▸ Required work
Note each line of the listing that contains the string "JSON", and copy it.

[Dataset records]
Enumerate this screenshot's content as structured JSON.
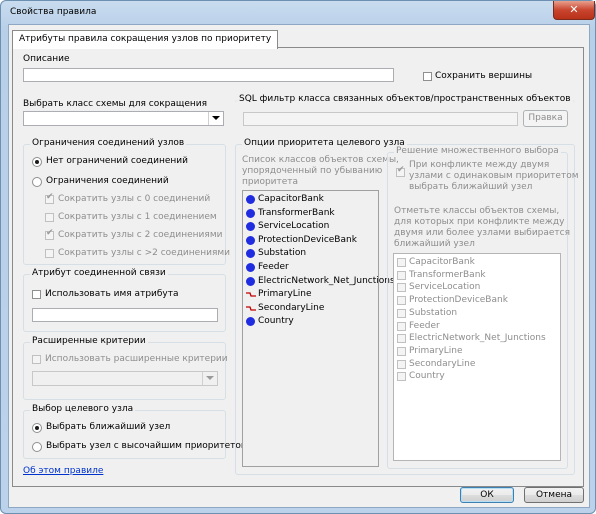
{
  "window": {
    "title": "Свойства правила",
    "close_glyph": "✕"
  },
  "tab": {
    "label": "Атрибуты правила сокращения узлов по приоритету"
  },
  "description": {
    "label": "Описание",
    "value": ""
  },
  "save_vertices": {
    "label": "Сохранить вершины",
    "checked": false
  },
  "schema_class": {
    "label": "Выбрать класс схемы для сокращения",
    "value": ""
  },
  "sql_filter": {
    "label": "SQL фильтр класса связанных объектов/пространственных объектов",
    "value": "",
    "button": "Правка"
  },
  "connection_limits": {
    "title": "Ограничения соединений узлов",
    "no_limits": "Нет ограничений соединений",
    "limits": "Ограничения соединений",
    "options": [
      {
        "label": "Сократить узлы с 0 соединений",
        "checked": true
      },
      {
        "label": "Сократить узлы с 1 соединением",
        "checked": false
      },
      {
        "label": "Сократить узлы с 2 соединениями",
        "checked": true
      },
      {
        "label": "Сократить узлы с >2 соединениями",
        "checked": false
      }
    ]
  },
  "link_attribute": {
    "title": "Атрибут соединенной связи",
    "use_attr": "Использовать имя атрибута",
    "value": ""
  },
  "extended": {
    "title": "Расширенные критерии",
    "use_extended": "Использовать расширенные критерии",
    "value": ""
  },
  "target_select": {
    "title": "Выбор целевого узла",
    "nearest": "Выбрать ближайший узел",
    "highest": "Выбрать узел с высочайшим приоритетом"
  },
  "priority": {
    "title": "Опции приоритета целевого узла",
    "desc": [
      "Список классов объектов схемы,",
      "упорядоченный по убыванию",
      "приоритета"
    ],
    "classes": [
      {
        "name": "CapacitorBank",
        "icon": "point-icon"
      },
      {
        "name": "TransformerBank",
        "icon": "point-icon"
      },
      {
        "name": "ServiceLocation",
        "icon": "point-icon"
      },
      {
        "name": "ProtectionDeviceBank",
        "icon": "point-icon"
      },
      {
        "name": "Substation",
        "icon": "point-icon"
      },
      {
        "name": "Feeder",
        "icon": "point-icon"
      },
      {
        "name": "ElectricNetwork_Net_Junctions",
        "icon": "point-icon"
      },
      {
        "name": "PrimaryLine",
        "icon": "line-icon"
      },
      {
        "name": "SecondaryLine",
        "icon": "line-icon"
      },
      {
        "name": "Country",
        "icon": "point-icon"
      }
    ],
    "point_color": "#1f2ce0",
    "line_color": "#c00000"
  },
  "multi": {
    "title": "Решение множественного выбора",
    "conflict": [
      "При конфликте между двумя",
      "узлами с одинаковым приоритетом",
      "выбрать ближайший узел"
    ],
    "note": [
      "Отметьте классы объектов схемы,",
      "для которых при конфликте между",
      "двумя или более узлами выбирается",
      "ближайший узел"
    ],
    "classes": [
      "CapacitorBank",
      "TransformerBank",
      "ServiceLocation",
      "ProtectionDeviceBank",
      "Substation",
      "Feeder",
      "ElectricNetwork_Net_Junctions",
      "PrimaryLine",
      "SecondaryLine",
      "Country"
    ]
  },
  "about_link": "Об этом правиле",
  "buttons": {
    "ok": "ОК",
    "cancel": "Отмена"
  }
}
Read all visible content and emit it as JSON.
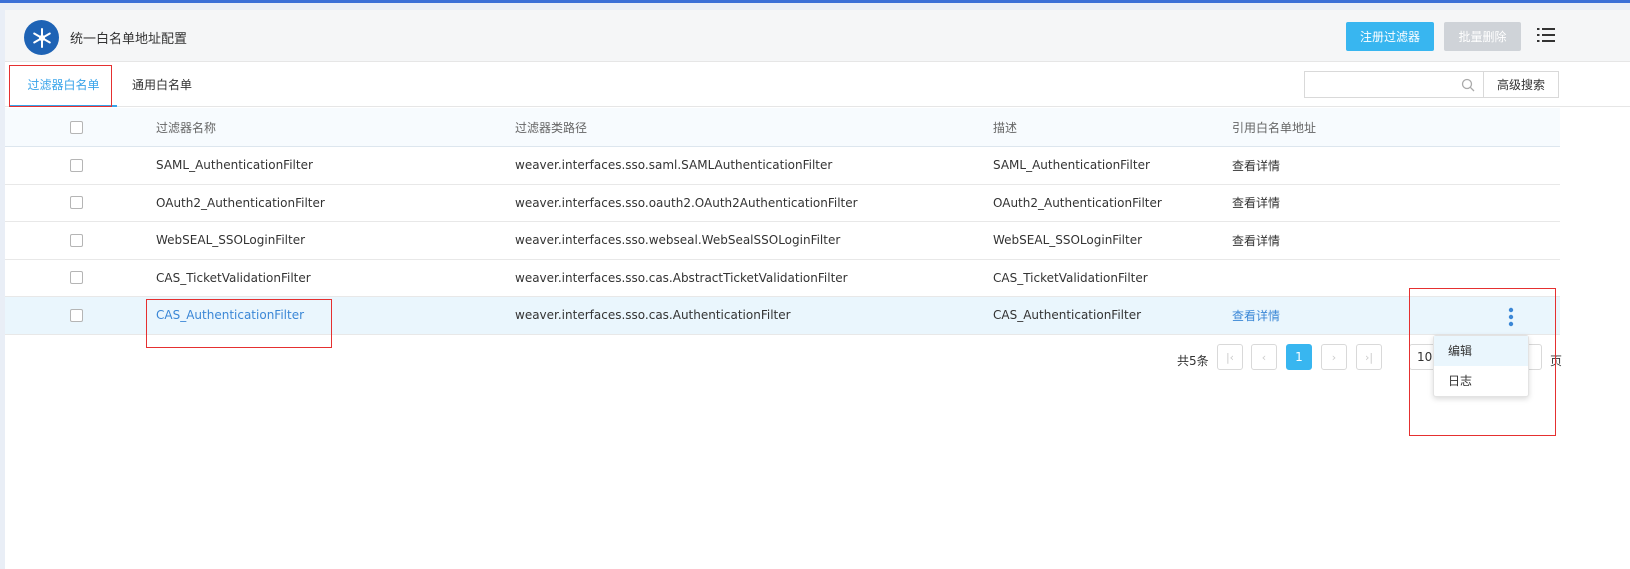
{
  "header": {
    "title": "统一白名单地址配置",
    "register_label": "注册过滤器",
    "batch_delete_label": "批量删除"
  },
  "tabs": [
    {
      "label": "过滤器白名单",
      "active": true
    },
    {
      "label": "通用白名单",
      "active": false
    }
  ],
  "search": {
    "placeholder": "",
    "advanced_label": "高级搜索"
  },
  "table": {
    "columns": [
      "过滤器名称",
      "过滤器类路径",
      "描述",
      "引用白名单地址"
    ],
    "rows": [
      {
        "name": "SAML_AuthenticationFilter",
        "path": "weaver.interfaces.sso.saml.SAMLAuthenticationFilter",
        "desc": "SAML_AuthenticationFilter",
        "ref": "查看详情"
      },
      {
        "name": "OAuth2_AuthenticationFilter",
        "path": "weaver.interfaces.sso.oauth2.OAuth2AuthenticationFilter",
        "desc": "OAuth2_AuthenticationFilter",
        "ref": "查看详情"
      },
      {
        "name": "WebSEAL_SSOLoginFilter",
        "path": "weaver.interfaces.sso.webseal.WebSealSSOLoginFilter",
        "desc": "WebSEAL_SSOLoginFilter",
        "ref": "查看详情"
      },
      {
        "name": "CAS_TicketValidationFilter",
        "path": "weaver.interfaces.sso.cas.AbstractTicketValidationFilter",
        "desc": "CAS_TicketValidationFilter",
        "ref": ""
      },
      {
        "name": "CAS_AuthenticationFilter",
        "path": "weaver.interfaces.sso.cas.AuthenticationFilter",
        "desc": "CAS_AuthenticationFilter",
        "ref": "查看详情"
      }
    ]
  },
  "pagination": {
    "total_label": "共5条",
    "current_page": "1",
    "page_size": "10",
    "page_label": "页"
  },
  "dropdown": {
    "items": [
      "编辑",
      "日志"
    ]
  },
  "colors": {
    "primary": "#38b6f0",
    "link": "#3b87d6",
    "annotation": "#e53030",
    "logo": "#1e63b5"
  }
}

▸ Response to the exercise
Enumerate this screenshot's content as structured JSON.
Read all visible content and emit it as JSON.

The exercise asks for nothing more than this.